**Problem description**
Extract each line of the records below that contains the word "name".
########
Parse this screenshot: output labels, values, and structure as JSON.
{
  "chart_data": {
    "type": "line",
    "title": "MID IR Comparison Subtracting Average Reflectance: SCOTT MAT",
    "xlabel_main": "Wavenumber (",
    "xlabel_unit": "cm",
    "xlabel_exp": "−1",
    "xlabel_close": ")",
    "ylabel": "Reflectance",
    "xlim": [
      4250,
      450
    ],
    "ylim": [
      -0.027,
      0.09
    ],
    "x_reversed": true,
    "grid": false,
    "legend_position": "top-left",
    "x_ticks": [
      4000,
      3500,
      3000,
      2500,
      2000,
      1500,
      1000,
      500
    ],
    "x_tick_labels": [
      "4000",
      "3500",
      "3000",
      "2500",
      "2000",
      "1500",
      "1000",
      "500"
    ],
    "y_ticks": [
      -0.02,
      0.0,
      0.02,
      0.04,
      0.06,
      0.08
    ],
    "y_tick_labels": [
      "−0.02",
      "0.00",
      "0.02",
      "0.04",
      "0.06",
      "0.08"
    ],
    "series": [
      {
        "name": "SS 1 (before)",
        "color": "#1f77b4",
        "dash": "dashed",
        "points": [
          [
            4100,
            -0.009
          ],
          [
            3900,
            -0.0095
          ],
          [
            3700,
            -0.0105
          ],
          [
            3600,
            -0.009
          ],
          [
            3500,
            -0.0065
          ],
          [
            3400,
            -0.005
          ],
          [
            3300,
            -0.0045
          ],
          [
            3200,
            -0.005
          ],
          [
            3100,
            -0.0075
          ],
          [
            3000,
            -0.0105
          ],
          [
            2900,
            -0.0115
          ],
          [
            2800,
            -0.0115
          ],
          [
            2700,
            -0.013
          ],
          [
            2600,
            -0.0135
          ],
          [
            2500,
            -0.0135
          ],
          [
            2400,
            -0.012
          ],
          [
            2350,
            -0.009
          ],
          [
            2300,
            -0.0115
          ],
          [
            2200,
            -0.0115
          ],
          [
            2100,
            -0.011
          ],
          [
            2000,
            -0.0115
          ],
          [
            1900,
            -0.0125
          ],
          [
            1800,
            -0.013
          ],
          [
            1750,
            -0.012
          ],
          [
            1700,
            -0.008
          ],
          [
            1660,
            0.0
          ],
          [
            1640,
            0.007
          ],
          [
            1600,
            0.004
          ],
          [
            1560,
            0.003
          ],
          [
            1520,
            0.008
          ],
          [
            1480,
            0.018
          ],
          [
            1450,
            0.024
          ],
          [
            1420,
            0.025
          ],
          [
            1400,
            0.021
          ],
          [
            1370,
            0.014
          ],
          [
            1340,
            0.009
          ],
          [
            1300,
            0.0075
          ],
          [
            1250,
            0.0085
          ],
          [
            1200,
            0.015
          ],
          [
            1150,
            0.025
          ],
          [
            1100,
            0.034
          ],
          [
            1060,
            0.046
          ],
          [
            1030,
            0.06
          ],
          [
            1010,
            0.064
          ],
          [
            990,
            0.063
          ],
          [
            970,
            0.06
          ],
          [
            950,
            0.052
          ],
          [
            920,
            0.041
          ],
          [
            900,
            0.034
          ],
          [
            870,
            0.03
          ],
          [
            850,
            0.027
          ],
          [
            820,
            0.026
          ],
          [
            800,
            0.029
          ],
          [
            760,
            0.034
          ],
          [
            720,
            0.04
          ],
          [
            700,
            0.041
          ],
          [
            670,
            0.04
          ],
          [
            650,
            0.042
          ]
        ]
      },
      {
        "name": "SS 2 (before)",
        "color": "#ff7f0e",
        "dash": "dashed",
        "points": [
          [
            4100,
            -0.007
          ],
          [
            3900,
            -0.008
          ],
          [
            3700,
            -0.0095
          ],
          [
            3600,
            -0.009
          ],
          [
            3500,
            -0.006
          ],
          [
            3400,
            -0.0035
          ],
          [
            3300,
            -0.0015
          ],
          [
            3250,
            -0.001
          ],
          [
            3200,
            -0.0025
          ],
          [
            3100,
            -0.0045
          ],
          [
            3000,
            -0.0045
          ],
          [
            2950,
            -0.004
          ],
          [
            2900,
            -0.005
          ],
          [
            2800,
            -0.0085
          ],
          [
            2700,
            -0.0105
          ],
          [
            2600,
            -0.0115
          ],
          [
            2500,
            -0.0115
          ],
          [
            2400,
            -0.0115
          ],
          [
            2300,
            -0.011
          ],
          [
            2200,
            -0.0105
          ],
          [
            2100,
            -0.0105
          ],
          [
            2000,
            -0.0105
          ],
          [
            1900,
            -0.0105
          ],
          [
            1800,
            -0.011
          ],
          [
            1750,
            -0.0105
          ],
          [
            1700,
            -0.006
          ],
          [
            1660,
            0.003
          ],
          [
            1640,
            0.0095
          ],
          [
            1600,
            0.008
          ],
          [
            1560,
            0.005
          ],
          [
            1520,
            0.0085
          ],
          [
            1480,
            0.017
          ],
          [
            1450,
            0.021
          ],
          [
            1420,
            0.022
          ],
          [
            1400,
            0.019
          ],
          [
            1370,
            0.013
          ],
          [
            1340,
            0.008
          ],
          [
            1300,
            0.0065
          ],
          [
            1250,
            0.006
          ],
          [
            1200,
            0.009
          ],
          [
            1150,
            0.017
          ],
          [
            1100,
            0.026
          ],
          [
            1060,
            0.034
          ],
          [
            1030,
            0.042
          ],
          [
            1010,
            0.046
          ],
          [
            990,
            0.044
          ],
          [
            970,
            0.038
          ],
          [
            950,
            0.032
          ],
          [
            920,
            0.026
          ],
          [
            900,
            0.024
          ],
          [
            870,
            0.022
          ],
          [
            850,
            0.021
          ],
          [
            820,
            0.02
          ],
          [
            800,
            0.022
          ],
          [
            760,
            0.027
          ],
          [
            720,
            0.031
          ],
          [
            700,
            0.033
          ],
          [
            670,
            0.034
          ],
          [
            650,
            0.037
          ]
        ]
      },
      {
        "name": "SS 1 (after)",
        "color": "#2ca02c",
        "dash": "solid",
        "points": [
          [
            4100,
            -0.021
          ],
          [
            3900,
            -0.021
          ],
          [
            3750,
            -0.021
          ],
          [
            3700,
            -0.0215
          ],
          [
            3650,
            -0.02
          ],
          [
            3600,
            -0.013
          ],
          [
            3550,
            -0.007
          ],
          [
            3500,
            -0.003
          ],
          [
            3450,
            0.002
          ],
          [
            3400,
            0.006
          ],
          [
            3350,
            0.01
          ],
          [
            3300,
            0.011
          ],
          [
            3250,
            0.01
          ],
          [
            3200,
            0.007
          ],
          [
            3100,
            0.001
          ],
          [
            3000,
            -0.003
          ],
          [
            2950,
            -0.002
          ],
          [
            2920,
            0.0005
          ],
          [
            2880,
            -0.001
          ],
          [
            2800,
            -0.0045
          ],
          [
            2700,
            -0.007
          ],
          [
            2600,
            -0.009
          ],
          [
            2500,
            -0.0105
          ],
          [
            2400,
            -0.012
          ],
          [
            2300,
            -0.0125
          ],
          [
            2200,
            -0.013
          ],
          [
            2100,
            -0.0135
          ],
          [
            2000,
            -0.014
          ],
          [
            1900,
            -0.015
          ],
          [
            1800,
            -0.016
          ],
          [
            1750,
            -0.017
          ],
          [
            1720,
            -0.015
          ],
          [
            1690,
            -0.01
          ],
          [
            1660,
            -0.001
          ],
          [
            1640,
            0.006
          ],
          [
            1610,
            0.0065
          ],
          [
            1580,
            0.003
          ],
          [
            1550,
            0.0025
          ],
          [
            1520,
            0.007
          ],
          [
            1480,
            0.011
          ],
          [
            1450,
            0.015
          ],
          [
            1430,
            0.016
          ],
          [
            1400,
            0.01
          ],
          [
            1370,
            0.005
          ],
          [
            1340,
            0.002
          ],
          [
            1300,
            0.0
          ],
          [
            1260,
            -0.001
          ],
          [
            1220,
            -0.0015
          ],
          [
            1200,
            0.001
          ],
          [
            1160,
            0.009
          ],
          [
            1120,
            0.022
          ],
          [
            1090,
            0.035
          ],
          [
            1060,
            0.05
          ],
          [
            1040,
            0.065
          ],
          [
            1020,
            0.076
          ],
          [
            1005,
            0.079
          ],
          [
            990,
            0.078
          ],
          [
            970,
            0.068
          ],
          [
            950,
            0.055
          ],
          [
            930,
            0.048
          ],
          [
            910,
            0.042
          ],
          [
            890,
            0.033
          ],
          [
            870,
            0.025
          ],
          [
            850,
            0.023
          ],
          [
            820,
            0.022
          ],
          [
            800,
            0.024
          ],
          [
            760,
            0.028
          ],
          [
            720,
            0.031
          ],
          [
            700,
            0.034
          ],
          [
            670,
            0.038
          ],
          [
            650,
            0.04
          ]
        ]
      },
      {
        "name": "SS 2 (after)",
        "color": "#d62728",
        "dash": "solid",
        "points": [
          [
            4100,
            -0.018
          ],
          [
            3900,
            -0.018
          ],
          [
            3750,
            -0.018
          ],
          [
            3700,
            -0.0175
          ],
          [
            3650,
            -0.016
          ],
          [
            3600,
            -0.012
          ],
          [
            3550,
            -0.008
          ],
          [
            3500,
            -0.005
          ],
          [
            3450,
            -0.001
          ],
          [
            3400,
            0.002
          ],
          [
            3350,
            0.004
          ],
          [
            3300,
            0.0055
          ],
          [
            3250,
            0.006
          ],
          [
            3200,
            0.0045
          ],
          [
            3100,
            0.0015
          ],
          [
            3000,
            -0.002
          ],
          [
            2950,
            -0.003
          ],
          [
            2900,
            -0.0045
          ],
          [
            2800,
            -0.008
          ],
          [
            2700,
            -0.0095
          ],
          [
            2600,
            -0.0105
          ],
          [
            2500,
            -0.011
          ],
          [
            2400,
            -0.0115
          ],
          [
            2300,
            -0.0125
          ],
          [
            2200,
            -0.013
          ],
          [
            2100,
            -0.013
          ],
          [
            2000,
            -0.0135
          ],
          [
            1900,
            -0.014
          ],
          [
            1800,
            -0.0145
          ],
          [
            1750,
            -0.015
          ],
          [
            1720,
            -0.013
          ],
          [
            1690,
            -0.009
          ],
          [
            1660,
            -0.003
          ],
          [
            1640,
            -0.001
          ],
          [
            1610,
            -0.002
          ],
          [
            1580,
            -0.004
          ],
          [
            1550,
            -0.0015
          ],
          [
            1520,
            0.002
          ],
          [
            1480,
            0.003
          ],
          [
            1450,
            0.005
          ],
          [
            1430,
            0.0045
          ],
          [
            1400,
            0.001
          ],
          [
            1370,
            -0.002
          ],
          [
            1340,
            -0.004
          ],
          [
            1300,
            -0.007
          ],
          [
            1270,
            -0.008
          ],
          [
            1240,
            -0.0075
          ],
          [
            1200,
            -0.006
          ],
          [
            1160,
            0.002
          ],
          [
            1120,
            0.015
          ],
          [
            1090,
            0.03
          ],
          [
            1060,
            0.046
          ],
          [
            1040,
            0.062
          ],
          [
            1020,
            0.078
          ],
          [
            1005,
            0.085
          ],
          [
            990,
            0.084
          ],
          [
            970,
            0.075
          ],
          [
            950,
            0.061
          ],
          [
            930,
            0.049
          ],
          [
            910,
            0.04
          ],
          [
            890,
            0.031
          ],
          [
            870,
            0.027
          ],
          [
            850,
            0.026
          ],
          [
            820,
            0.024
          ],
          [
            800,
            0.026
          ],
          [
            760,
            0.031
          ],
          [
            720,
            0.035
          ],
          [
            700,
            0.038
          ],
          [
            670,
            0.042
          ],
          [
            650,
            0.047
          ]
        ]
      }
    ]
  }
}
########
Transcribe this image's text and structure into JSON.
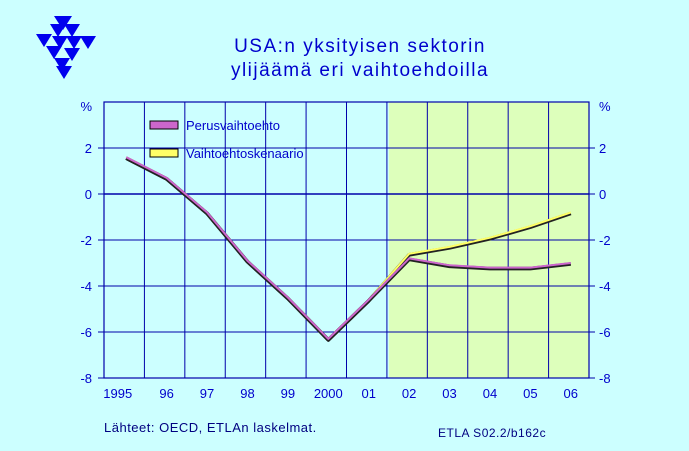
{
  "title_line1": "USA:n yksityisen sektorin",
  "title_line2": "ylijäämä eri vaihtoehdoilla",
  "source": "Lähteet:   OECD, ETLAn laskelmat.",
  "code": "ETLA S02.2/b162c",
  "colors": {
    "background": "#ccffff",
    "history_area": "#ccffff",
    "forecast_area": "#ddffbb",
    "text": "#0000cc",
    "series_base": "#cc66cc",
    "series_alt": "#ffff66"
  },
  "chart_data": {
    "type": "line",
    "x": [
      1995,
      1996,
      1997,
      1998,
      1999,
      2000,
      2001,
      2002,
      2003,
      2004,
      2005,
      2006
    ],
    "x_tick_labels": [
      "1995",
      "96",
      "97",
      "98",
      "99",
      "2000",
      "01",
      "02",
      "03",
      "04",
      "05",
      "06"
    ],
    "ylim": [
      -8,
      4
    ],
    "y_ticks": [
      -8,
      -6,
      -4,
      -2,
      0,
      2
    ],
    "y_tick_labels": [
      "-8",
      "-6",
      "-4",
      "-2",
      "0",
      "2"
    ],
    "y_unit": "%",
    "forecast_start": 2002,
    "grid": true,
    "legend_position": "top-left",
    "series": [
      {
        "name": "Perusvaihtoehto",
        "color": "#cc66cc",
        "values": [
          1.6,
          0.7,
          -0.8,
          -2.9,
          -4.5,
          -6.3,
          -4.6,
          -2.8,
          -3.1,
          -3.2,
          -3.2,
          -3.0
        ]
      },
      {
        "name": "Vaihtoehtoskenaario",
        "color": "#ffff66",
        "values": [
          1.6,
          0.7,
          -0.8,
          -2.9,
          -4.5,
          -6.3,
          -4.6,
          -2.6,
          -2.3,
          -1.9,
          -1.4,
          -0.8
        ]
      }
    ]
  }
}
########
**Output**
        "name": "SS 1 (before)",
        "name": "SS 2 (before)",
        "name": "SS 1 (after)",
        "name": "SS 2 (after)",
        "name": "Perusvaihtoehto",
        "name": "Vaihtoehtoskenaario",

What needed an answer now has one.